**TASK STATEMENT**
Find and copy lines holding "Amabilidad".

**THE INPUT**
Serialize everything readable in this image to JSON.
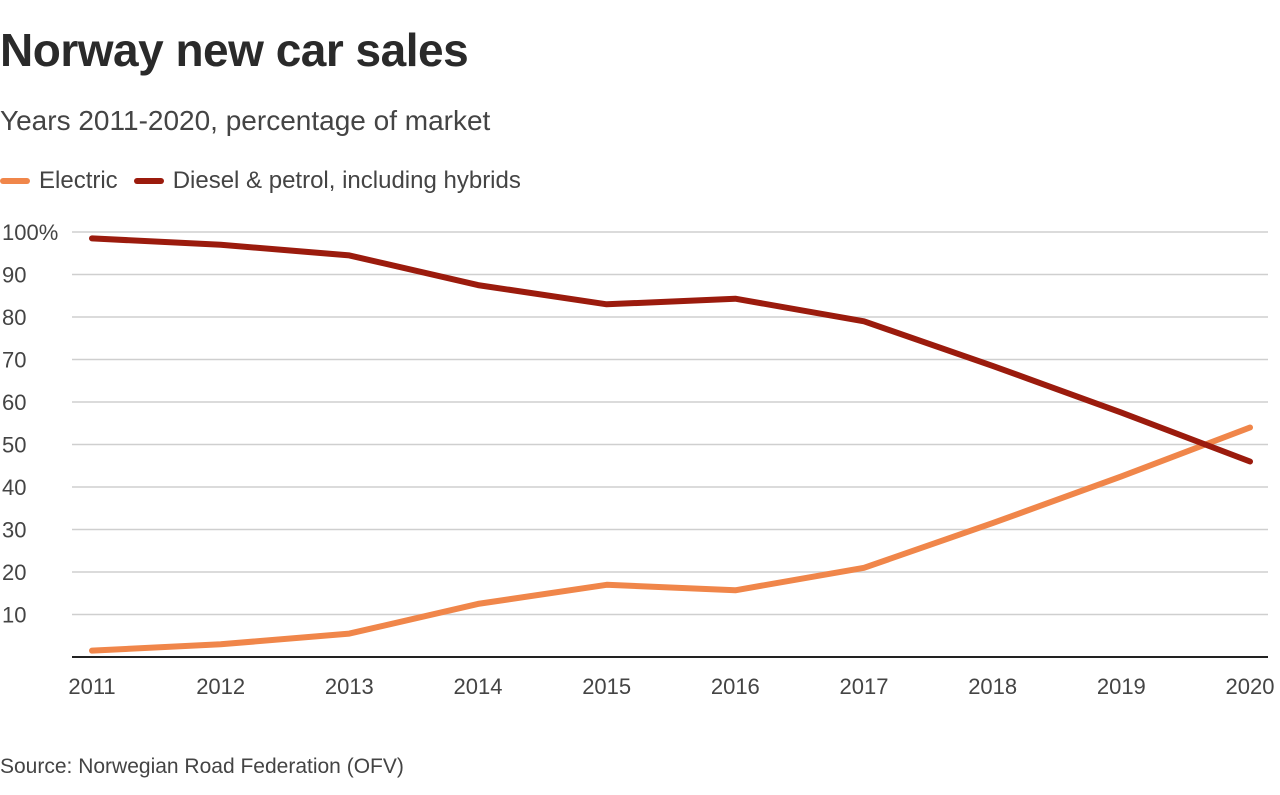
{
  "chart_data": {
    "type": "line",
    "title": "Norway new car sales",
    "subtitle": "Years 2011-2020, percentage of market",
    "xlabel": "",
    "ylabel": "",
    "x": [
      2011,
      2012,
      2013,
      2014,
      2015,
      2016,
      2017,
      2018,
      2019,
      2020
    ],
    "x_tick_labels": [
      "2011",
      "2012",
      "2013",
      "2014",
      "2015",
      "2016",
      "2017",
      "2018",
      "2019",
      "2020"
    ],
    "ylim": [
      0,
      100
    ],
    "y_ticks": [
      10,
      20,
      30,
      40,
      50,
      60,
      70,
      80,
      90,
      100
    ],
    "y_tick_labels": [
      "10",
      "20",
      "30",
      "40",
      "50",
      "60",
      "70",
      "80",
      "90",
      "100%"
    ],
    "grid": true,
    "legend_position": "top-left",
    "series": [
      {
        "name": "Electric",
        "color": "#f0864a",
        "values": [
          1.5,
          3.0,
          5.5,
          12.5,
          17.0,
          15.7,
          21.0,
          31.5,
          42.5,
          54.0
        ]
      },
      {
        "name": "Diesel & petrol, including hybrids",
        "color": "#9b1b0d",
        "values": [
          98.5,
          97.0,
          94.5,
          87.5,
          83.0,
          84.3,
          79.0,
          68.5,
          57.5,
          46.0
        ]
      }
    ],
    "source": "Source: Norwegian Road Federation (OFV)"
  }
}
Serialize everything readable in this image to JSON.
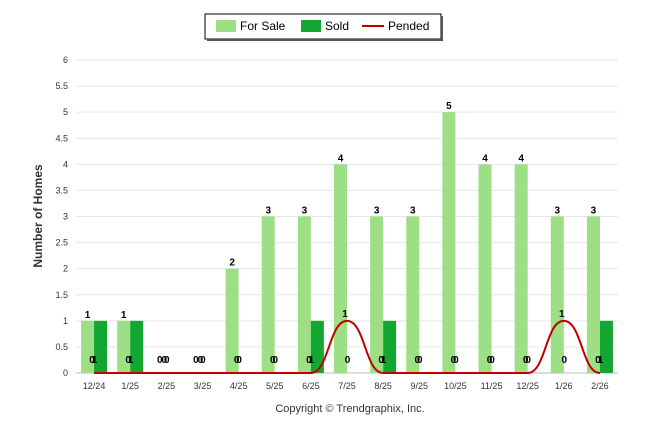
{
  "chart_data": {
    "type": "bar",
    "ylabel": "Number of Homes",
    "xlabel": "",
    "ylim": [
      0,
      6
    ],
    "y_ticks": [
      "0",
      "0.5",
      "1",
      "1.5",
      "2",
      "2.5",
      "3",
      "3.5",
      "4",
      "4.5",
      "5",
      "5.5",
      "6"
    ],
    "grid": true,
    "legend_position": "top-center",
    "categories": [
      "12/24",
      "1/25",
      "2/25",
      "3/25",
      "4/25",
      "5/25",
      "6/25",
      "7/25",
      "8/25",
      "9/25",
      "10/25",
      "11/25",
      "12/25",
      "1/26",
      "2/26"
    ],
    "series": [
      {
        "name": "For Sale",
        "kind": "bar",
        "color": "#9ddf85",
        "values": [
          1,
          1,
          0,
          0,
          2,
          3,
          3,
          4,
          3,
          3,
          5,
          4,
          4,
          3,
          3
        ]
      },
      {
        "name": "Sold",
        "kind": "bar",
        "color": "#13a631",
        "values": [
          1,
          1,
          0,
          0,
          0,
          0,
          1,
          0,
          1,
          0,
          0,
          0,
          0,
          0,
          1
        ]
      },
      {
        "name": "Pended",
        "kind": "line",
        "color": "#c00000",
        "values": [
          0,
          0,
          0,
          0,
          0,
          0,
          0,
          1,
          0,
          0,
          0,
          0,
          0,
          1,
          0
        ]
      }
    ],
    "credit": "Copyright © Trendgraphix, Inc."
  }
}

---

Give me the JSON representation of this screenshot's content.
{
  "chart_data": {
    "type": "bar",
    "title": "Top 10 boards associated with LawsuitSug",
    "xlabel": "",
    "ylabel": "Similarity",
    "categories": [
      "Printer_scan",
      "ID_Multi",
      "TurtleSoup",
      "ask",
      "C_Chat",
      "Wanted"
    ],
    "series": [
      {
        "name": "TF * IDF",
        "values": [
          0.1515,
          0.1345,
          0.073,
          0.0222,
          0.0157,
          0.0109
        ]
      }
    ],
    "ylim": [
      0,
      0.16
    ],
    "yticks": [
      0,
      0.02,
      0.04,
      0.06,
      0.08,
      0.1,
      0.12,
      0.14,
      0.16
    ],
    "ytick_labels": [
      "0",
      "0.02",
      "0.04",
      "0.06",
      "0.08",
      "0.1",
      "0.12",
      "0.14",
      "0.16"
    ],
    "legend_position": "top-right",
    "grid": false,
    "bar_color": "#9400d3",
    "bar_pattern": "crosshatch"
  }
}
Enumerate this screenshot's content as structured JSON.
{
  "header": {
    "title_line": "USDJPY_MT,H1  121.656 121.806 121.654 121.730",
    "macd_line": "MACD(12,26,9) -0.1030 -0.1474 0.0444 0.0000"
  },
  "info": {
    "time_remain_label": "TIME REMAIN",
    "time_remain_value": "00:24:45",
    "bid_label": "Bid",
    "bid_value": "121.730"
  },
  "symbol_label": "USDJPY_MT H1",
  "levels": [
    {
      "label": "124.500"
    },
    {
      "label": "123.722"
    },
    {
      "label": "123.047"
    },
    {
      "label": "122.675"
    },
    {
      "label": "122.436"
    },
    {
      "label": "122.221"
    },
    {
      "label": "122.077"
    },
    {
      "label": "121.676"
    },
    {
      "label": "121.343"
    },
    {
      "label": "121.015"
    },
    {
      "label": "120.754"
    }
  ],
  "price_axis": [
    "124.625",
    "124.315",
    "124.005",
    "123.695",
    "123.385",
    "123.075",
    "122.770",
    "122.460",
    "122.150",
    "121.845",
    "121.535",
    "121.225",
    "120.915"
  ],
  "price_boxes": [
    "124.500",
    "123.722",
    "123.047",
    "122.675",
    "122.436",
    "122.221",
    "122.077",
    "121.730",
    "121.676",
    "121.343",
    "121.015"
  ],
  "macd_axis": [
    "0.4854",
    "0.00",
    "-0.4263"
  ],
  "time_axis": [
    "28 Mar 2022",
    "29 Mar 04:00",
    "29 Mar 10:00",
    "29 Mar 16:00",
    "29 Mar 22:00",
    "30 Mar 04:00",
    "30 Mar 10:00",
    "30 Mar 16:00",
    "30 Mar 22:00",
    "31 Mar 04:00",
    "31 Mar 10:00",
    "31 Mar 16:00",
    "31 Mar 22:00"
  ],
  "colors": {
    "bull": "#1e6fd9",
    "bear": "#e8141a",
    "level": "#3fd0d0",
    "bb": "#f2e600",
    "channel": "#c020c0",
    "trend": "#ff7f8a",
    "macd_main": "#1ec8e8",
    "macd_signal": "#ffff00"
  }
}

...

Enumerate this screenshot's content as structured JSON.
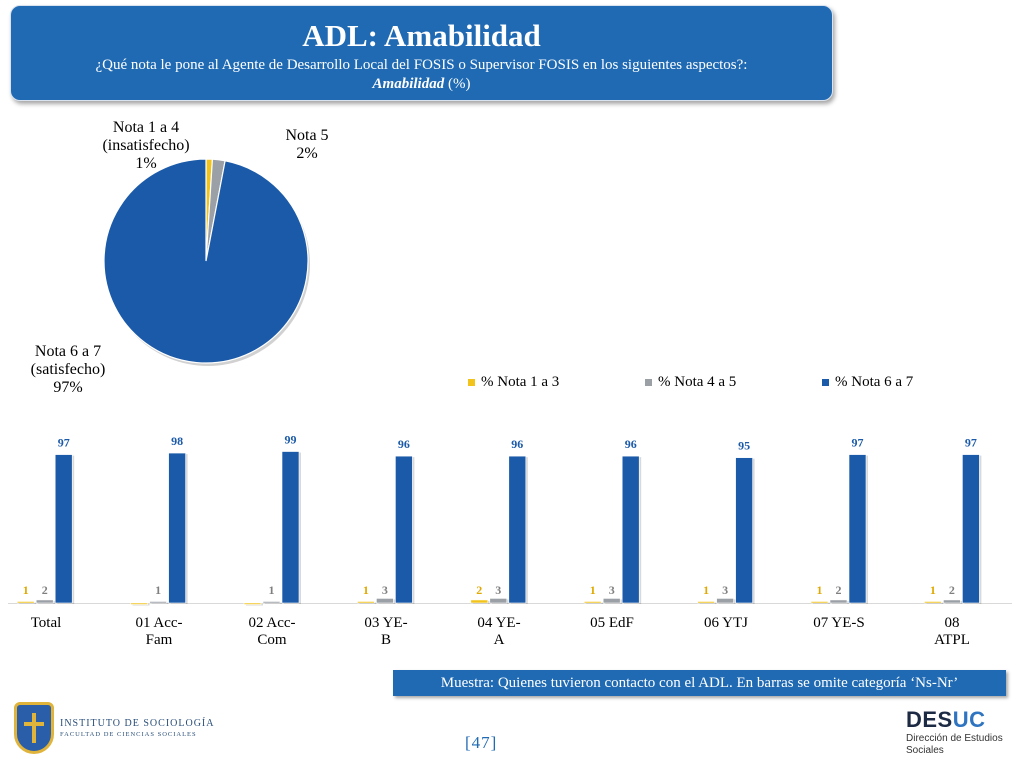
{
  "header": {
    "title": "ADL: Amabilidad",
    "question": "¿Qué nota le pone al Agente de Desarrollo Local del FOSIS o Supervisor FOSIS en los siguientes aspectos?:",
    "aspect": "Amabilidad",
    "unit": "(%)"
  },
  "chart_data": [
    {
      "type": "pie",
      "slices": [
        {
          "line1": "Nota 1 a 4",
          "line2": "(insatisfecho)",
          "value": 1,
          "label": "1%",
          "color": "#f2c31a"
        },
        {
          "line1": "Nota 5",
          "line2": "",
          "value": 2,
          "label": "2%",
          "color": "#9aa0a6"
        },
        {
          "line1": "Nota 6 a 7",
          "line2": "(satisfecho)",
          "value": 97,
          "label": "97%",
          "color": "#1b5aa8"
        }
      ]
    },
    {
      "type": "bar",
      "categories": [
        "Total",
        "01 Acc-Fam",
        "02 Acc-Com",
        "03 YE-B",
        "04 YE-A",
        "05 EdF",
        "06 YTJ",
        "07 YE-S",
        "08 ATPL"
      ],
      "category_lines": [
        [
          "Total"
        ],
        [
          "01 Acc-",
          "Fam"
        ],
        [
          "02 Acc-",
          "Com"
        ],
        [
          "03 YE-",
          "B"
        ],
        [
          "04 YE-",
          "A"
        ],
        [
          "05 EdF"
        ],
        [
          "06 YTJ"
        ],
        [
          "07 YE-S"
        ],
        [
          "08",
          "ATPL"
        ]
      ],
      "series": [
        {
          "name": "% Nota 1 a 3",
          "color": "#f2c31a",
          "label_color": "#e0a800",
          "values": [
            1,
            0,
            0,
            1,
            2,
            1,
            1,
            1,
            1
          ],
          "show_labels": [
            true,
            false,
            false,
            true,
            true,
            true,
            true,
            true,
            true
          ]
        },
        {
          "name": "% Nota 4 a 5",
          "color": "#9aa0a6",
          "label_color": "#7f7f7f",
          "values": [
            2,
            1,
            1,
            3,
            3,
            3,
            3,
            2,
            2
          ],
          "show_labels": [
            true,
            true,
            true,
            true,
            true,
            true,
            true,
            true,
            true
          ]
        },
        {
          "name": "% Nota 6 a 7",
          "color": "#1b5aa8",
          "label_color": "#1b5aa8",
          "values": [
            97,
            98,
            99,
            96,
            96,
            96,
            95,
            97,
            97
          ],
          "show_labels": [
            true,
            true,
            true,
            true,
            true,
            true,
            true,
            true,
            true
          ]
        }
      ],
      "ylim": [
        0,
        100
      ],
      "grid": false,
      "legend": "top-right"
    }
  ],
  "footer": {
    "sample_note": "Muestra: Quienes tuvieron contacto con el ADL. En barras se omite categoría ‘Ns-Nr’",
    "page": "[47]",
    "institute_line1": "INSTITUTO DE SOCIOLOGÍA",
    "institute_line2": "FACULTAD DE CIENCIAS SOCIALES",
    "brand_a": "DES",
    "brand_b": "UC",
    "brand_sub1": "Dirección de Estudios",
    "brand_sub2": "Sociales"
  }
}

**RESULT OF THIS EXERCISE**
    "title": "ADL: Amabilidad",
    "aspect": "Amabilidad",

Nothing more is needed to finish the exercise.